> _Task prompt_
Make a verbatim copy of the entries below; pictures stay out.

> _Data to process_
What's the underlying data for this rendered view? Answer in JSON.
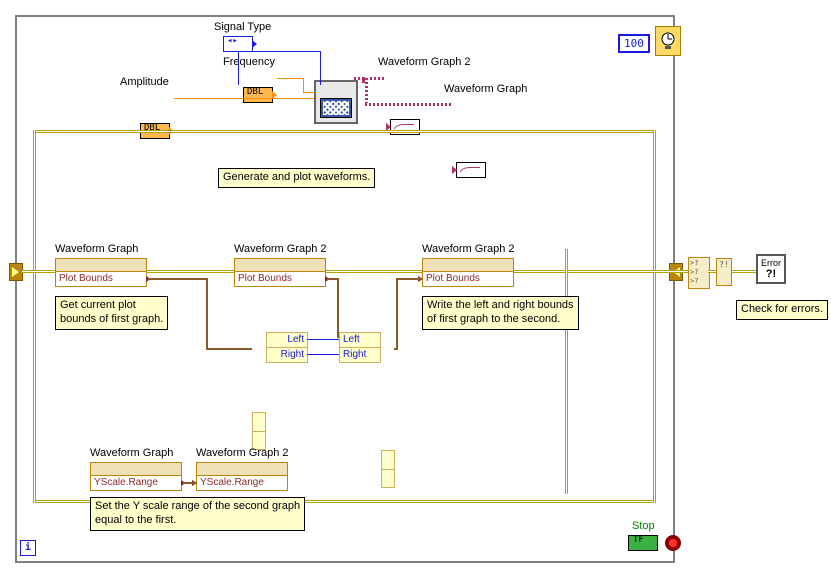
{
  "timer": {
    "ms": "100"
  },
  "controls": {
    "signal_type": {
      "label": "Signal Type"
    },
    "frequency": {
      "label": "Frequency",
      "type": "DBL"
    },
    "amplitude": {
      "label": "Amplitude",
      "type": "DBL"
    }
  },
  "indicators": {
    "wg2_top": {
      "label": "Waveform Graph 2"
    },
    "wg_top": {
      "label": "Waveform Graph"
    }
  },
  "comments": {
    "gen": "Generate and plot waveforms.",
    "get_bounds": "Get current plot\nbounds of first graph.",
    "write_bounds": "Write the left and right bounds\nof first graph to the second.",
    "yscale": "Set the Y scale range of the second graph\nequal to the first.",
    "check_err": "Check for errors."
  },
  "propnodes": {
    "wg1": {
      "label": "Waveform Graph",
      "prop": "Plot Bounds"
    },
    "wg2a": {
      "label": "Waveform Graph 2",
      "prop": "Plot Bounds"
    },
    "wg2b": {
      "label": "Waveform Graph 2",
      "prop": "Plot Bounds"
    },
    "yw1": {
      "label": "Waveform Graph",
      "prop": "YScale.Range"
    },
    "yw2": {
      "label": "Waveform Graph 2",
      "prop": "YScale.Range"
    }
  },
  "unbundle": {
    "left": "Left",
    "right": "Right"
  },
  "stop": {
    "label": "Stop"
  },
  "tf": "TF",
  "error": {
    "label": "Error"
  }
}
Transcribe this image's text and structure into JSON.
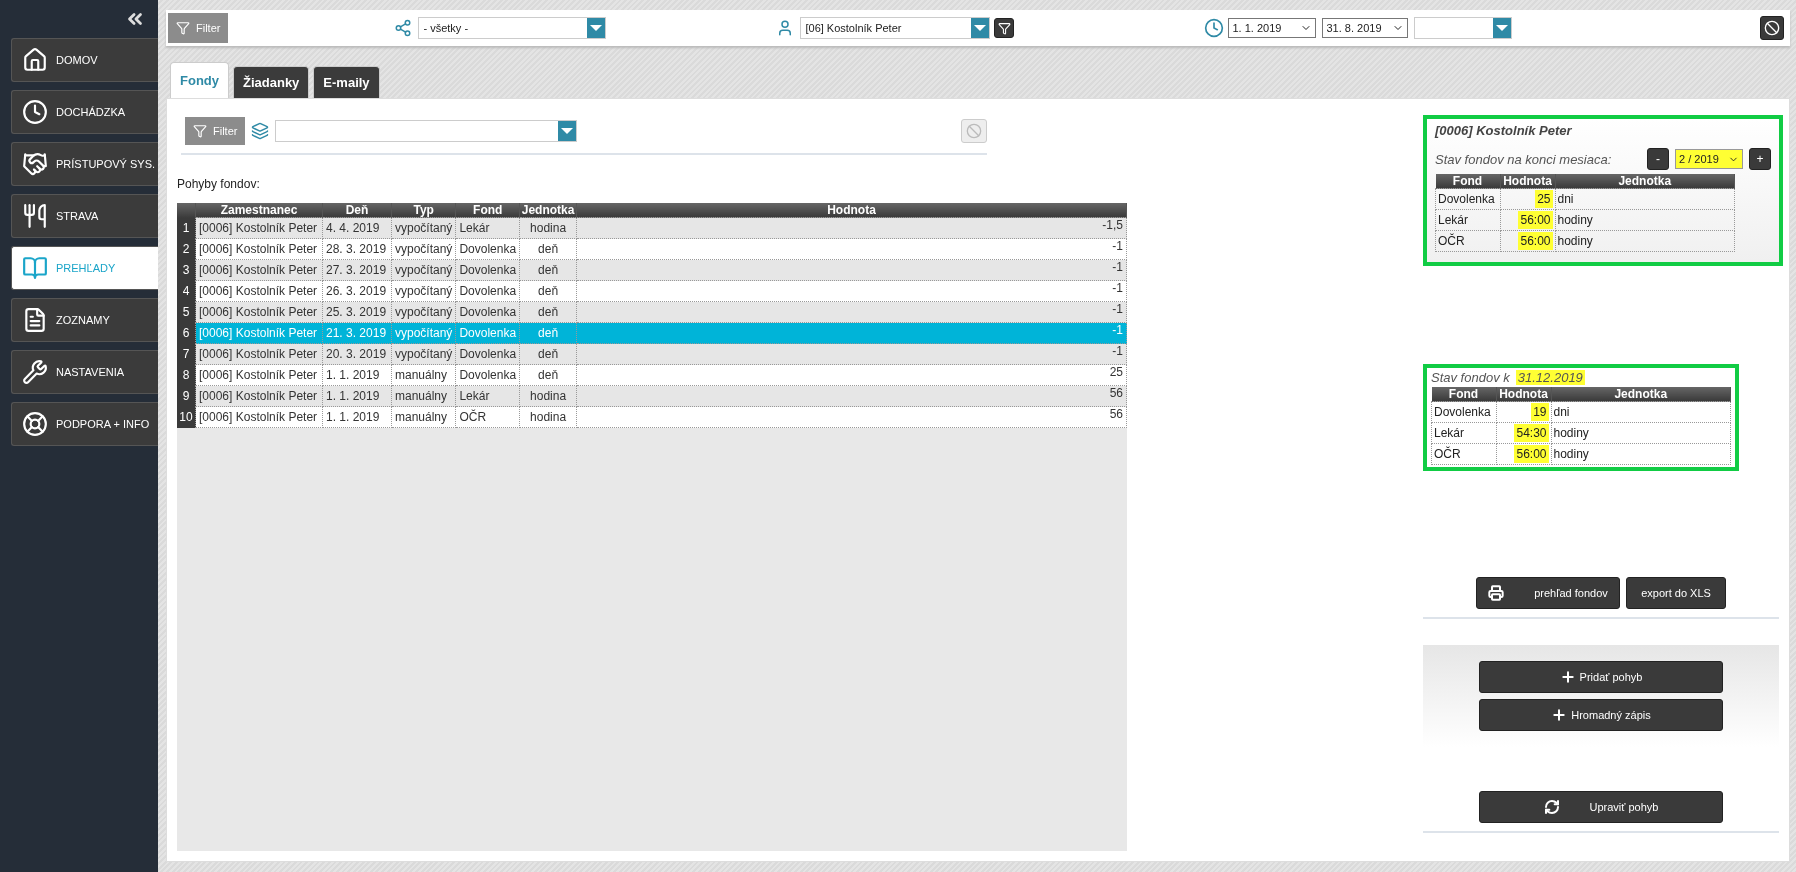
{
  "sidebar": {
    "items": [
      {
        "kind": "home",
        "label": "DOMOV",
        "selected": false
      },
      {
        "kind": "clock",
        "label": "DOCHÁDZKA",
        "selected": false
      },
      {
        "kind": "access",
        "label": "PRÍSTUPOVÝ SYS.",
        "selected": false
      },
      {
        "kind": "food",
        "label": "STRAVA",
        "selected": false
      },
      {
        "kind": "overview",
        "label": "PREHĽADY",
        "selected": true
      },
      {
        "kind": "list",
        "label": "ZOZNAMY",
        "selected": false
      },
      {
        "kind": "settings",
        "label": "NASTAVENIA",
        "selected": false
      },
      {
        "kind": "support",
        "label": "PODPORA + INFO",
        "selected": false
      }
    ]
  },
  "top_bar": {
    "filter_label": "Filter",
    "group_select": "- všetky -",
    "employee_select": "[06] Kostolník Peter",
    "date_from": "1. 1. 2019",
    "date_to": "31. 8. 2019"
  },
  "tabs": [
    {
      "label": "Fondy",
      "selected": true
    },
    {
      "label": "Žiadanky",
      "selected": false
    },
    {
      "label": "E-maily",
      "selected": false
    }
  ],
  "left": {
    "filter_label": "Filter",
    "section_title": "Pohyby fondov:",
    "table": {
      "columns": [
        "Zamestnanec",
        "Deň",
        "Typ",
        "Fond",
        "Jednotka",
        "Hodnota"
      ],
      "rows": [
        {
          "index": "1",
          "cells": [
            "[0006] Kostolník Peter",
            "4. 4. 2019",
            "vypočítaný",
            "Lekár",
            "hodina",
            "-1,5"
          ],
          "selected": false
        },
        {
          "index": "2",
          "cells": [
            "[0006] Kostolník Peter",
            "28. 3. 2019",
            "vypočítaný",
            "Dovolenka",
            "deň",
            "-1"
          ],
          "selected": false
        },
        {
          "index": "3",
          "cells": [
            "[0006] Kostolník Peter",
            "27. 3. 2019",
            "vypočítaný",
            "Dovolenka",
            "deň",
            "-1"
          ],
          "selected": false
        },
        {
          "index": "4",
          "cells": [
            "[0006] Kostolník Peter",
            "26. 3. 2019",
            "vypočítaný",
            "Dovolenka",
            "deň",
            "-1"
          ],
          "selected": false
        },
        {
          "index": "5",
          "cells": [
            "[0006] Kostolník Peter",
            "25. 3. 2019",
            "vypočítaný",
            "Dovolenka",
            "deň",
            "-1"
          ],
          "selected": false
        },
        {
          "index": "6",
          "cells": [
            "[0006] Kostolník Peter",
            "21. 3. 2019",
            "vypočítaný",
            "Dovolenka",
            "deň",
            "-1"
          ],
          "selected": true
        },
        {
          "index": "7",
          "cells": [
            "[0006] Kostolník Peter",
            "20. 3. 2019",
            "vypočítaný",
            "Dovolenka",
            "deň",
            "-1"
          ],
          "selected": false
        },
        {
          "index": "8",
          "cells": [
            "[0006] Kostolník Peter",
            "1. 1. 2019",
            "manuálny",
            "Dovolenka",
            "deň",
            "25"
          ],
          "selected": false
        },
        {
          "index": "9",
          "cells": [
            "[0006] Kostolník Peter",
            "1. 1. 2019",
            "manuálny",
            "Lekár",
            "hodina",
            "56"
          ],
          "selected": false
        },
        {
          "index": "10",
          "cells": [
            "[0006] Kostolník Peter",
            "1. 1. 2019",
            "manuálny",
            "OČR",
            "hodina",
            "56"
          ],
          "selected": false
        }
      ]
    }
  },
  "right": {
    "month_summary": {
      "title": "[0006] Kostolník Peter",
      "label": "Stav fondov na konci mesiaca:",
      "prev": "-",
      "month": "2 / 2019",
      "next": "+",
      "columns": [
        "Fond",
        "Hodnota",
        "Jednotka"
      ],
      "rows": [
        [
          "Dovolenka",
          "25",
          "dni"
        ],
        [
          "Lekár",
          "56:00",
          "hodiny"
        ],
        [
          "OČR",
          "56:00",
          "hodiny"
        ]
      ]
    },
    "year_summary": {
      "label": "Stav fondov k",
      "date": "31.12.2019",
      "columns": [
        "Fond",
        "Hodnota",
        "Jednotka"
      ],
      "rows": [
        [
          "Dovolenka",
          "19",
          "dni"
        ],
        [
          "Lekár",
          "54:30",
          "hodiny"
        ],
        [
          "OČR",
          "56:00",
          "hodiny"
        ]
      ]
    },
    "buttons": [
      {
        "kind": "print",
        "label": "prehľad fondov"
      },
      {
        "kind": "plain",
        "label": "export do XLS"
      }
    ],
    "add_buttons": [
      {
        "kind": "add",
        "label": "Pridať pohyb"
      },
      {
        "kind": "add",
        "label": "Hromadný zápis"
      }
    ],
    "edit_buttons": [
      {
        "kind": "refresh",
        "label": "Upraviť pohyb"
      }
    ]
  }
}
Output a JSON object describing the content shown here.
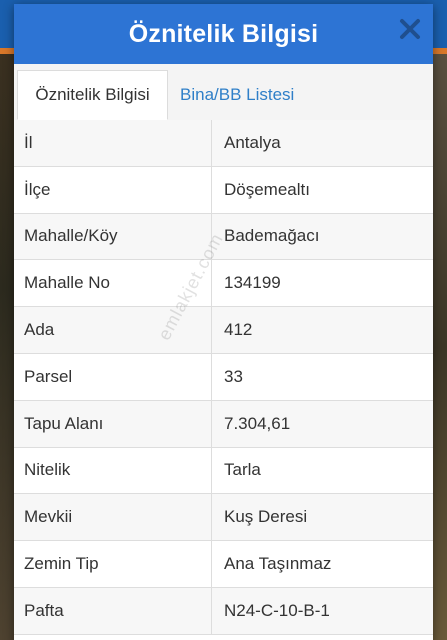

> _Answer_
What's the underlying data for this rendered view? Answer in JSON.
{
  "timer": {
    "ms": "100"
  },
  "controls": {
    "signal_type": {
      "label": "Signal Type"
    },
    "frequency": {
      "label": "Frequency",
      "type": "DBL"
    },
    "amplitude": {
      "label": "Amplitude",
      "type": "DBL"
    }
  },
  "indicators": {
    "wg2_top": {
      "label": "Waveform Graph 2"
    },
    "wg_top": {
      "label": "Waveform Graph"
    }
  },
  "comments": {
    "gen": "Generate and plot waveforms.",
    "get_bounds": "Get current plot\nbounds of first graph.",
    "write_bounds": "Write the left and right bounds\nof first graph to the second.",
    "yscale": "Set the Y scale range of the second graph\nequal to the first.",
    "check_err": "Check for errors."
  },
  "propnodes": {
    "wg1": {
      "label": "Waveform Graph",
      "prop": "Plot Bounds"
    },
    "wg2a": {
      "label": "Waveform Graph 2",
      "prop": "Plot Bounds"
    },
    "wg2b": {
      "label": "Waveform Graph 2",
      "prop": "Plot Bounds"
    },
    "yw1": {
      "label": "Waveform Graph",
      "prop": "YScale.Range"
    },
    "yw2": {
      "label": "Waveform Graph 2",
      "prop": "YScale.Range"
    }
  },
  "unbundle": {
    "left": "Left",
    "right": "Right"
  },
  "stop": {
    "label": "Stop"
  },
  "tf": "TF",
  "error": {
    "label": "Error"
  }
}
Transcribe this image's text and structure into JSON.
{
  "sidebar": {
    "items": [
      {
        "kind": "home",
        "label": "DOMOV",
        "selected": false
      },
      {
        "kind": "clock",
        "label": "DOCHÁDZKA",
        "selected": false
      },
      {
        "kind": "access",
        "label": "PRÍSTUPOVÝ SYS.",
        "selected": false
      },
      {
        "kind": "food",
        "label": "STRAVA",
        "selected": false
      },
      {
        "kind": "overview",
        "label": "PREHĽADY",
        "selected": true
      },
      {
        "kind": "list",
        "label": "ZOZNAMY",
        "selected": false
      },
      {
        "kind": "settings",
        "label": "NASTAVENIA",
        "selected": false
      },
      {
        "kind": "support",
        "label": "PODPORA + INFO",
        "selected": false
      }
    ]
  },
  "top_bar": {
    "filter_label": "Filter",
    "group_select": "- všetky -",
    "employee_select": "[06] Kostolník Peter",
    "date_from": "1. 1. 2019",
    "date_to": "31. 8. 2019"
  },
  "tabs": [
    {
      "label": "Fondy",
      "selected": true
    },
    {
      "label": "Žiadanky",
      "selected": false
    },
    {
      "label": "E-maily",
      "selected": false
    }
  ],
  "left": {
    "filter_label": "Filter",
    "section_title": "Pohyby fondov:",
    "table": {
      "columns": [
        "Zamestnanec",
        "Deň",
        "Typ",
        "Fond",
        "Jednotka",
        "Hodnota"
      ],
      "rows": [
        {
          "index": "1",
          "cells": [
            "[0006] Kostolník Peter",
            "4. 4. 2019",
            "vypočítaný",
            "Lekár",
            "hodina",
            "-1,5"
          ],
          "selected": false
        },
        {
          "index": "2",
          "cells": [
            "[0006] Kostolník Peter",
            "28. 3. 2019",
            "vypočítaný",
            "Dovolenka",
            "deň",
            "-1"
          ],
          "selected": false
        },
        {
          "index": "3",
          "cells": [
            "[0006] Kostolník Peter",
            "27. 3. 2019",
            "vypočítaný",
            "Dovolenka",
            "deň",
            "-1"
          ],
          "selected": false
        },
        {
          "index": "4",
          "cells": [
            "[0006] Kostolník Peter",
            "26. 3. 2019",
            "vypočítaný",
            "Dovolenka",
            "deň",
            "-1"
          ],
          "selected": false
        },
        {
          "index": "5",
          "cells": [
            "[0006] Kostolník Peter",
            "25. 3. 2019",
            "vypočítaný",
            "Dovolenka",
            "deň",
            "-1"
          ],
          "selected": false
        },
        {
          "index": "6",
          "cells": [
            "[0006] Kostolník Peter",
            "21. 3. 2019",
            "vypočítaný",
            "Dovolenka",
            "deň",
            "-1"
          ],
          "selected": true
        },
        {
          "index": "7",
          "cells": [
            "[0006] Kostolník Peter",
            "20. 3. 2019",
            "vypočítaný",
            "Dovolenka",
            "deň",
            "-1"
          ],
          "selected": false
        },
        {
          "index": "8",
          "cells": [
            "[0006] Kostolník Peter",
            "1. 1. 2019",
            "manuálny",
            "Dovolenka",
            "deň",
            "25"
          ],
          "selected": false
        },
        {
          "index": "9",
          "cells": [
            "[0006] Kostolník Peter",
            "1. 1. 2019",
            "manuálny",
            "Lekár",
            "hodina",
            "56"
          ],
          "selected": false
        },
        {
          "index": "10",
          "cells": [
            "[0006] Kostolník Peter",
            "1. 1. 2019",
            "manuálny",
            "OČR",
            "hodina",
            "56"
          ],
          "selected": false
        }
      ]
    }
  },
  "right": {
    "month_summary": {
      "title": "[0006] Kostolník Peter",
      "label": "Stav fondov na konci mesiaca:",
      "prev": "-",
      "month": "2 / 2019",
      "next": "+",
      "columns": [
        "Fond",
        "Hodnota",
        "Jednotka"
      ],
      "rows": [
        [
          "Dovolenka",
          "25",
          "dni"
        ],
        [
          "Lekár",
          "56:00",
          "hodiny"
        ],
        [
          "OČR",
          "56:00",
          "hodiny"
        ]
      ]
    },
    "year_summary": {
      "label": "Stav fondov k",
      "date": "31.12.2019",
      "columns": [
        "Fond",
        "Hodnota",
        "Jednotka"
      ],
      "rows": [
        [
          "Dovolenka",
          "19",
          "dni"
        ],
        [
          "Lekár",
          "54:30",
          "hodiny"
        ],
        [
          "OČR",
          "56:00",
          "hodiny"
        ]
      ]
    },
    "buttons": [
      {
        "kind": "print",
        "label": "prehľad fondov"
      },
      {
        "kind": "plain",
        "label": "export do XLS"
      }
    ],
    "add_buttons": [
      {
        "kind": "add",
        "label": "Pridať pohyb"
      },
      {
        "kind": "add",
        "label": "Hromadný zápis"
      }
    ],
    "edit_buttons": [
      {
        "kind": "refresh",
        "label": "Upraviť pohyb"
      }
    ]
  }
}
Output a JSON object describing the content shown here.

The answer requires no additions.